▸ SHORT PROBLEM:
In the records below, work out how many lines hold the word "marker". Report the number alone.

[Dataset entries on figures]
____
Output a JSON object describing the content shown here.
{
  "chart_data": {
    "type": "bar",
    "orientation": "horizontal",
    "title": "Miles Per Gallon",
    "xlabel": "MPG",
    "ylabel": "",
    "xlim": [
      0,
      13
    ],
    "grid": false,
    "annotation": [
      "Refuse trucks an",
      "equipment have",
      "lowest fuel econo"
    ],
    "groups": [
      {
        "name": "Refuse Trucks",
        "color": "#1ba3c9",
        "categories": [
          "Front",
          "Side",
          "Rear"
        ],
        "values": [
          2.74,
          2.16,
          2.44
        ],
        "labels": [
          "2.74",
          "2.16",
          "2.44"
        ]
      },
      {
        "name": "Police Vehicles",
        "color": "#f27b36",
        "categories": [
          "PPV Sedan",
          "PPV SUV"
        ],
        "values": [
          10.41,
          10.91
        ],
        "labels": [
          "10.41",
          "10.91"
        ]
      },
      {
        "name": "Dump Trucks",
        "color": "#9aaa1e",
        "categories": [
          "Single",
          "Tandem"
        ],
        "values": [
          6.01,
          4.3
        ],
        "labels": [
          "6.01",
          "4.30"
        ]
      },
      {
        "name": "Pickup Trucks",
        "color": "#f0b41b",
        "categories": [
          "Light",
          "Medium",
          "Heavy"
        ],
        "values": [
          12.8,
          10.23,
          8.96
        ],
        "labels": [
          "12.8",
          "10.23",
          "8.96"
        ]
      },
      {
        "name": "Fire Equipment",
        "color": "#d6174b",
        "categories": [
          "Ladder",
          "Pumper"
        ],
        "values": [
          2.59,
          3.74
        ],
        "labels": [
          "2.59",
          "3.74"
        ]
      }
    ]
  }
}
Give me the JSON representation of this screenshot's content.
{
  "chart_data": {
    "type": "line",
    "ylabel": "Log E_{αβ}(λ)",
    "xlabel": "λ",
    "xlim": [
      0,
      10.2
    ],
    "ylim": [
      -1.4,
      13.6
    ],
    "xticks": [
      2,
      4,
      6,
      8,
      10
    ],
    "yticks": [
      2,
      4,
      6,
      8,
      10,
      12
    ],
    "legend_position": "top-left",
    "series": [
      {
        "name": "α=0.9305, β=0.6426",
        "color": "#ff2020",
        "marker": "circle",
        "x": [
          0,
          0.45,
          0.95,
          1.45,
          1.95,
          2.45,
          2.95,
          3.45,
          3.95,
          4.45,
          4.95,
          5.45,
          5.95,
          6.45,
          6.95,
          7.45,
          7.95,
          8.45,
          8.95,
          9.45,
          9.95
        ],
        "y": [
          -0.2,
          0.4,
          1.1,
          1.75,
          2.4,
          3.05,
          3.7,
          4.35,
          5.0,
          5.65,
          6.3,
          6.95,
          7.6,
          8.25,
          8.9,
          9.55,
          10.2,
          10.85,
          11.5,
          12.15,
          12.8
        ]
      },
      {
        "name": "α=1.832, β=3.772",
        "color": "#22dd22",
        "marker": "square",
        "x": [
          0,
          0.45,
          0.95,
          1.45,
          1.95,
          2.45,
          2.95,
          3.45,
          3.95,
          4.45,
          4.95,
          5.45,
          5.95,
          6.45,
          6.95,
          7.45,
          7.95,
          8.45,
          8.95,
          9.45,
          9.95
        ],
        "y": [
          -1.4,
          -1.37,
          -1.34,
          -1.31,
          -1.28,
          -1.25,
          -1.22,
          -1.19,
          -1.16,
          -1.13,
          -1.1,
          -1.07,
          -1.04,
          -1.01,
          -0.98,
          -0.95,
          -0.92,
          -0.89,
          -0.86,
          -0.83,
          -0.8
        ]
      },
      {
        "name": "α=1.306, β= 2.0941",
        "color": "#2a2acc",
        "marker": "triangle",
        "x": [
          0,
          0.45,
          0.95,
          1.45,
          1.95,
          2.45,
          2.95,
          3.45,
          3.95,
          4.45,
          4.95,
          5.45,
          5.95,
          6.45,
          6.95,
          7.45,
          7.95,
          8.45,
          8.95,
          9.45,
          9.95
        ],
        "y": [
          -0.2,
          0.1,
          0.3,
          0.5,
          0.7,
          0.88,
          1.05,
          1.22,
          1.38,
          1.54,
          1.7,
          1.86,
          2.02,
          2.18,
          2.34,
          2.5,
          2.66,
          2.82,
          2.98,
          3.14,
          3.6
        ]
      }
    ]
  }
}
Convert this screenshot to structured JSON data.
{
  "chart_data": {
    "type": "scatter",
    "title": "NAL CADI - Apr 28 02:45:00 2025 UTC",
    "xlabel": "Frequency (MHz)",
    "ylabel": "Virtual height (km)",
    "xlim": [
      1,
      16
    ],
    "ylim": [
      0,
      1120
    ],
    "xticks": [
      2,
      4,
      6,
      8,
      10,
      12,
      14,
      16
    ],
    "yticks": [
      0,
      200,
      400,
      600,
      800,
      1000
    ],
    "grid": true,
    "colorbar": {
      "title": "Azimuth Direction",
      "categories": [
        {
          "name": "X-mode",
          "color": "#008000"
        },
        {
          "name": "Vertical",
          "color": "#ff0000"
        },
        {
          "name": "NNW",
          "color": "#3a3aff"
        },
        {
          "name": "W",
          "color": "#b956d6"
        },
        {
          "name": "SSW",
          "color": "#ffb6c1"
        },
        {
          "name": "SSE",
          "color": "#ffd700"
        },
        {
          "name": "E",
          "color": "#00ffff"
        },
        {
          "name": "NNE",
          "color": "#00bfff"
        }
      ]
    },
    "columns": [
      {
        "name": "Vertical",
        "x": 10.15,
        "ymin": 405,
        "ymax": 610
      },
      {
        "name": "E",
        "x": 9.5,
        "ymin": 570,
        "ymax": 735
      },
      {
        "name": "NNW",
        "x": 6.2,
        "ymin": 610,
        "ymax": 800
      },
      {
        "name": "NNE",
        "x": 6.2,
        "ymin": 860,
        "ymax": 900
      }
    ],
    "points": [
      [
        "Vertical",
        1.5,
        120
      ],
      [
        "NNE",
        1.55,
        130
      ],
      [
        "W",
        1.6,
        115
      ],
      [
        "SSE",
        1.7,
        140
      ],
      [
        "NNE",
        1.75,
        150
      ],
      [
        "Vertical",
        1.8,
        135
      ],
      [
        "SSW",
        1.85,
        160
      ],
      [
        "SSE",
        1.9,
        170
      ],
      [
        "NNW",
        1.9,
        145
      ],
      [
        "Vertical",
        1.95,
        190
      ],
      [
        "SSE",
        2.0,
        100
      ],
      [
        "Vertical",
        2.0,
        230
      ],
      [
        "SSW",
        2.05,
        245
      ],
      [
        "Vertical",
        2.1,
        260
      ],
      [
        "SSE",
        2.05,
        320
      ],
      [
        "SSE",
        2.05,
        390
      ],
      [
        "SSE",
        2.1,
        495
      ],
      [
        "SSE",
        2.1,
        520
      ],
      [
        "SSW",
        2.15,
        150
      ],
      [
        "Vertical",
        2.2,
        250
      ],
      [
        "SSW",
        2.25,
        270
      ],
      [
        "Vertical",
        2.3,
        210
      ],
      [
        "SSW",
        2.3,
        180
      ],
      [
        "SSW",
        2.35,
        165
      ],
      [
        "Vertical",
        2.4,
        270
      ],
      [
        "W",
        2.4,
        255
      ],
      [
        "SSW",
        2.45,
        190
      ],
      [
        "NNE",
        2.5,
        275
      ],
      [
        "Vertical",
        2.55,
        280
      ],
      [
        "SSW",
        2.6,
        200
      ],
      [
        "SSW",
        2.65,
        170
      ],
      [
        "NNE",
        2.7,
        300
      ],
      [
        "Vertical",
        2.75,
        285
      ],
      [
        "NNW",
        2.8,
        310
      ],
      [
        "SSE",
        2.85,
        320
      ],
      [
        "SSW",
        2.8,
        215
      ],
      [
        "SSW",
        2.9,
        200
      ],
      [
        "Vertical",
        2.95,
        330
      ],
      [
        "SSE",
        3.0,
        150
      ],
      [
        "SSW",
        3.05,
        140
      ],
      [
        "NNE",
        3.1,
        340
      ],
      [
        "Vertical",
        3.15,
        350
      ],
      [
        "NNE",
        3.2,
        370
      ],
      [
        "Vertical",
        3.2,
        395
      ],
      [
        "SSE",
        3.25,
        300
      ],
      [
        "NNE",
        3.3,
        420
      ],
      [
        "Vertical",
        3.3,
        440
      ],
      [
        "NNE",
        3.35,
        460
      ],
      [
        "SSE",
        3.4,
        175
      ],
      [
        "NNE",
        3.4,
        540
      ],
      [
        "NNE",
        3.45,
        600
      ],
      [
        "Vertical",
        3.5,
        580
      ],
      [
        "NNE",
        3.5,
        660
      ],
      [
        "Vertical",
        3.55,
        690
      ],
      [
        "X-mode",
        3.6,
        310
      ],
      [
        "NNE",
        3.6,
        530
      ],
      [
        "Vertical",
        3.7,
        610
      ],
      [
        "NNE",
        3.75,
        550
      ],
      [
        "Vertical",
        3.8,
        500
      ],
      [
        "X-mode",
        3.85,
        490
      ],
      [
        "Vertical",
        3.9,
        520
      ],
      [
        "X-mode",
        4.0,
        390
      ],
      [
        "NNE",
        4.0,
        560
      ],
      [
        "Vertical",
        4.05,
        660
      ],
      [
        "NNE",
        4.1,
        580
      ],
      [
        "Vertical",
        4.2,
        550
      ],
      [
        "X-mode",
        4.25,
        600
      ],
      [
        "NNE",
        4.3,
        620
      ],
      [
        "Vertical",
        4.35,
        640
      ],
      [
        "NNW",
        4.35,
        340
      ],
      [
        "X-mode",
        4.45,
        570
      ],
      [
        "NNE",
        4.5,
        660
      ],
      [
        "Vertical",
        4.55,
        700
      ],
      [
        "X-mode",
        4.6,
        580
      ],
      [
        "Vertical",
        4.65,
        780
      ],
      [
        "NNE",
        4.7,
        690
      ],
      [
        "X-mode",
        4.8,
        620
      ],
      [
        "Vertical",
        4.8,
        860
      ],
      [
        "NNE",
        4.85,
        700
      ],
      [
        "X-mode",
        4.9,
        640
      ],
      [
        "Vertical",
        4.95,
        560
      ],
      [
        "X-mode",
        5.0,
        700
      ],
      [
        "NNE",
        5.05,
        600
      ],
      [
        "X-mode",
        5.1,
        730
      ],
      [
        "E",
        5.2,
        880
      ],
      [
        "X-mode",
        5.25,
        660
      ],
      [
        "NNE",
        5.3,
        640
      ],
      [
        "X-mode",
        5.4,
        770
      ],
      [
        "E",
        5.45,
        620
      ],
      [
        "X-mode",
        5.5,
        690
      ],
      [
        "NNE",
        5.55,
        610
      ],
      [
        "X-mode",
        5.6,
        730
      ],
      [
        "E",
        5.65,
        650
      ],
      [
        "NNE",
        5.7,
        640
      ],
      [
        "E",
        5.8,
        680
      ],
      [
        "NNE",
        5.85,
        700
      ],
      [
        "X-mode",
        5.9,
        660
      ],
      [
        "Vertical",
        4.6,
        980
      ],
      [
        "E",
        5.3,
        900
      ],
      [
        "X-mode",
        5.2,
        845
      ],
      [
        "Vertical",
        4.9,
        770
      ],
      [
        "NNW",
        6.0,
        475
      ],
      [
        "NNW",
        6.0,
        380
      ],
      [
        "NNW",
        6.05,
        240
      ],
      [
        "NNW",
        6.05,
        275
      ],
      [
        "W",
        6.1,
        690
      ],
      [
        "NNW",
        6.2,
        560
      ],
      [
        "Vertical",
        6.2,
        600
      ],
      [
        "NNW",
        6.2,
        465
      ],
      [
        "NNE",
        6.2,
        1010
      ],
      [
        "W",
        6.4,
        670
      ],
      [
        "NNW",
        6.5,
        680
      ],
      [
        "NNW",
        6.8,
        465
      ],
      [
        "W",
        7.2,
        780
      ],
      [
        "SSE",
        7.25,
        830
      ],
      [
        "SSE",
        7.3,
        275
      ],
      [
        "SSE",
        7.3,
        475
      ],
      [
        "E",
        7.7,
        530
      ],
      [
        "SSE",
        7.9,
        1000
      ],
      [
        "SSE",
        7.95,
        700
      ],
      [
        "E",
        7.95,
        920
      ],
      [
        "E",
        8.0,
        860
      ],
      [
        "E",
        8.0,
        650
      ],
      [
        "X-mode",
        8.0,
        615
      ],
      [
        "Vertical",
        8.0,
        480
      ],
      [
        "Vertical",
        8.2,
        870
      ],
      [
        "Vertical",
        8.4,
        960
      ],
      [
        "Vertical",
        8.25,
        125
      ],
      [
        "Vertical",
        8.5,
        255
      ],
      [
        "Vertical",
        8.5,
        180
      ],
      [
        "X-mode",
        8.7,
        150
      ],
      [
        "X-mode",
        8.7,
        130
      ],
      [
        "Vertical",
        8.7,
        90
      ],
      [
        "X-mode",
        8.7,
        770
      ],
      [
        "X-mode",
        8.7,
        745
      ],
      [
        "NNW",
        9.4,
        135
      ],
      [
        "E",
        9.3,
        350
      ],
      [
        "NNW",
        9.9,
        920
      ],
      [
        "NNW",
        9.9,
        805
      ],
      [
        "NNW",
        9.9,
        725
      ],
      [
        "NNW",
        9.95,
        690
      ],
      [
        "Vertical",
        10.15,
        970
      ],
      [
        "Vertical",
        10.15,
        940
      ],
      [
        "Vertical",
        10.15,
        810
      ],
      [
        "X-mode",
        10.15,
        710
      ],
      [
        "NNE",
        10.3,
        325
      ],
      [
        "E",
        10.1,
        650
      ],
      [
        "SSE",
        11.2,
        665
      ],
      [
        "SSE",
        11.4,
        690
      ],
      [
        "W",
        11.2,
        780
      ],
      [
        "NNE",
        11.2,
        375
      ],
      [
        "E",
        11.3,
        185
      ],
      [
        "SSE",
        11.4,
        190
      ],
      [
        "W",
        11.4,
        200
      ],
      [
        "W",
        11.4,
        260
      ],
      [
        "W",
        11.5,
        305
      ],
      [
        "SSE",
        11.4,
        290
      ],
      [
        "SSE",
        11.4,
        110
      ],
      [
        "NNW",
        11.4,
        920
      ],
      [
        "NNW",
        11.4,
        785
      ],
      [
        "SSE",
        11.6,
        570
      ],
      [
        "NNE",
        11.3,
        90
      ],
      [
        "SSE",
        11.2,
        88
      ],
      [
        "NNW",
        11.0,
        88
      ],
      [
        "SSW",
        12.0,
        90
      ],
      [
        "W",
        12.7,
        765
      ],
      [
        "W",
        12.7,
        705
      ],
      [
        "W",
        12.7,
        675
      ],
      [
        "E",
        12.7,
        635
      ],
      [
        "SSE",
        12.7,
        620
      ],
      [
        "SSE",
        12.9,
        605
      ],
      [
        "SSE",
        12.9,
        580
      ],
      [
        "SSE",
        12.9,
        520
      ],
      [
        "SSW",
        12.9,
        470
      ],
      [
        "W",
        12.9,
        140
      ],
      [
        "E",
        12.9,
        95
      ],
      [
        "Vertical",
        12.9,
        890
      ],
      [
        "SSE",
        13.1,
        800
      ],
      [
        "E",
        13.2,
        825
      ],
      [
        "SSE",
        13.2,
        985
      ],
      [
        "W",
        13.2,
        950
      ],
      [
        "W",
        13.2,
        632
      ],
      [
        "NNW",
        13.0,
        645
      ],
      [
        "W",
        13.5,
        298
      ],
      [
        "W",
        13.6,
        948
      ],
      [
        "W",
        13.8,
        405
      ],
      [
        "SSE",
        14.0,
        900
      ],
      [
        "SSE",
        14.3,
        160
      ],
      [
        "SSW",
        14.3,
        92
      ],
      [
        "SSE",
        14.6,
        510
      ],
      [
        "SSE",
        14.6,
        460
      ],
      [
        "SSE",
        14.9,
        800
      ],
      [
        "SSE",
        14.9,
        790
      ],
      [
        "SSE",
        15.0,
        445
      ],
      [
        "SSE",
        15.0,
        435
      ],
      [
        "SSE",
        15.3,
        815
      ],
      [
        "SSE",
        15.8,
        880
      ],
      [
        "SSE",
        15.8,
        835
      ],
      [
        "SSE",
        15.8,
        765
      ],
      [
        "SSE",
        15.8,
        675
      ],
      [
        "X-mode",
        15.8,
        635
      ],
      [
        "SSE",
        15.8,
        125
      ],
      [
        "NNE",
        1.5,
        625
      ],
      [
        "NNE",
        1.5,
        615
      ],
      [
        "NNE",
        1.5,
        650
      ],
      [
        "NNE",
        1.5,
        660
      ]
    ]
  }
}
____
▸ RESPONSE TO THIS EXERCISE:
3